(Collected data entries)
§
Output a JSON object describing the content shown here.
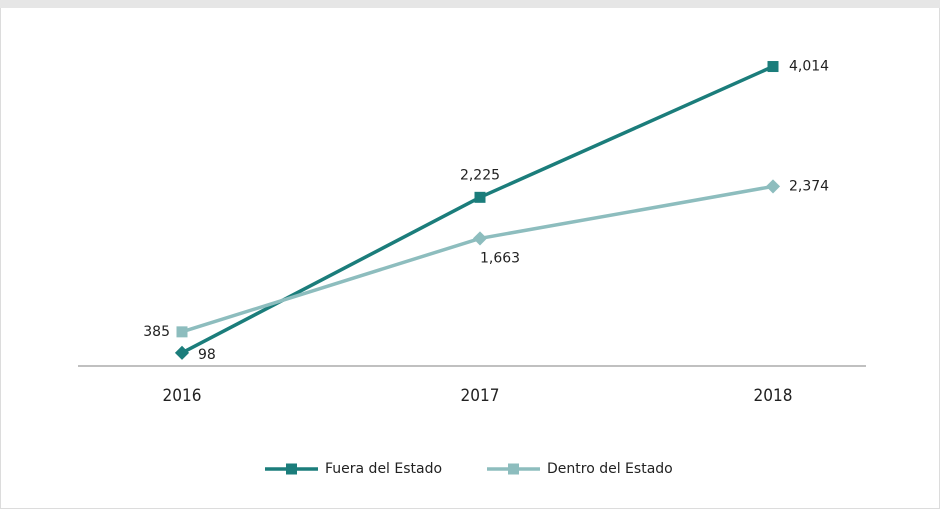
{
  "chart_data": {
    "type": "line",
    "categories": [
      "2016",
      "2017",
      "2018"
    ],
    "series": [
      {
        "name": "Fuera del Estado",
        "color": "#1b7d7b",
        "values": [
          98,
          2225,
          4014
        ],
        "value_labels": [
          "98",
          "2,225",
          "4,014"
        ],
        "markers": [
          "diamond",
          "square",
          "square"
        ]
      },
      {
        "name": "Dentro del Estado",
        "color": "#8dbdbe",
        "values": [
          385,
          1663,
          2374
        ],
        "value_labels": [
          "385",
          "1,663",
          "2,374"
        ],
        "markers": [
          "square",
          "diamond",
          "diamond"
        ]
      }
    ],
    "ylim": [
      0,
      4500
    ]
  }
}
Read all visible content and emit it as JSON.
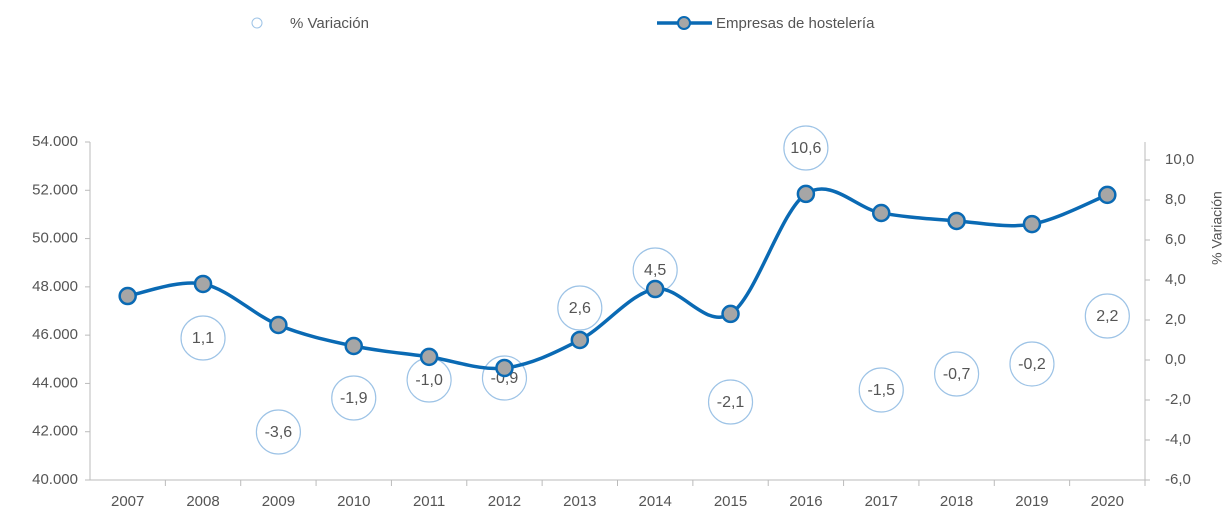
{
  "chart_data": {
    "type": "line",
    "y2label": "% Variación",
    "categories": [
      "2007",
      "2008",
      "2009",
      "2010",
      "2011",
      "2012",
      "2013",
      "2014",
      "2015",
      "2016",
      "2017",
      "2018",
      "2019",
      "2020"
    ],
    "series": [
      {
        "name": "% Variación",
        "color": "#9dc3e6",
        "axis": "y2",
        "values": [
          null,
          1.1,
          -3.6,
          -1.9,
          -1.0,
          -0.9,
          2.6,
          4.5,
          -2.1,
          10.6,
          -1.5,
          -0.7,
          -0.2,
          2.2
        ],
        "value_labels": [
          null,
          "1,1",
          "-3,6",
          "-1,9",
          "-1,0",
          "-0,9",
          "2,6",
          "4,5",
          "-2,1",
          "10,6",
          "-1,5",
          "-0,7",
          "-0,2",
          "2,2"
        ]
      },
      {
        "name": "Empresas de hostelería",
        "color": "#0a6ab4",
        "values": [
          47620,
          48120,
          46420,
          45550,
          45100,
          44640,
          45800,
          47910,
          46880,
          51850,
          51060,
          50730,
          50600,
          51810
        ]
      }
    ],
    "ylim": [
      40000,
      54000
    ],
    "yticks": [
      {
        "value": 40000,
        "label": "40.000"
      },
      {
        "value": 42000,
        "label": "42.000"
      },
      {
        "value": 44000,
        "label": "44.000"
      },
      {
        "value": 46000,
        "label": "46.000"
      },
      {
        "value": 48000,
        "label": "48.000"
      },
      {
        "value": 50000,
        "label": "50.000"
      },
      {
        "value": 52000,
        "label": "52.000"
      },
      {
        "value": 54000,
        "label": "54.000"
      }
    ],
    "y2lim": [
      -6,
      10.9
    ],
    "y2ticks": [
      {
        "value": -6,
        "label": "-6,0"
      },
      {
        "value": -4,
        "label": "-4,0"
      },
      {
        "value": -2,
        "label": "-2,0"
      },
      {
        "value": 0,
        "label": "0,0"
      },
      {
        "value": 2,
        "label": "2,0"
      },
      {
        "value": 4,
        "label": "4,0"
      },
      {
        "value": 6,
        "label": "6,0"
      },
      {
        "value": 8,
        "label": "8,0"
      },
      {
        "value": 10,
        "label": "10,0"
      }
    ]
  }
}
§
Which lines above contain "JSON"? Show each of them.

Output a JSON object describing the content shown here.
Read all visible content and emit it as JSON.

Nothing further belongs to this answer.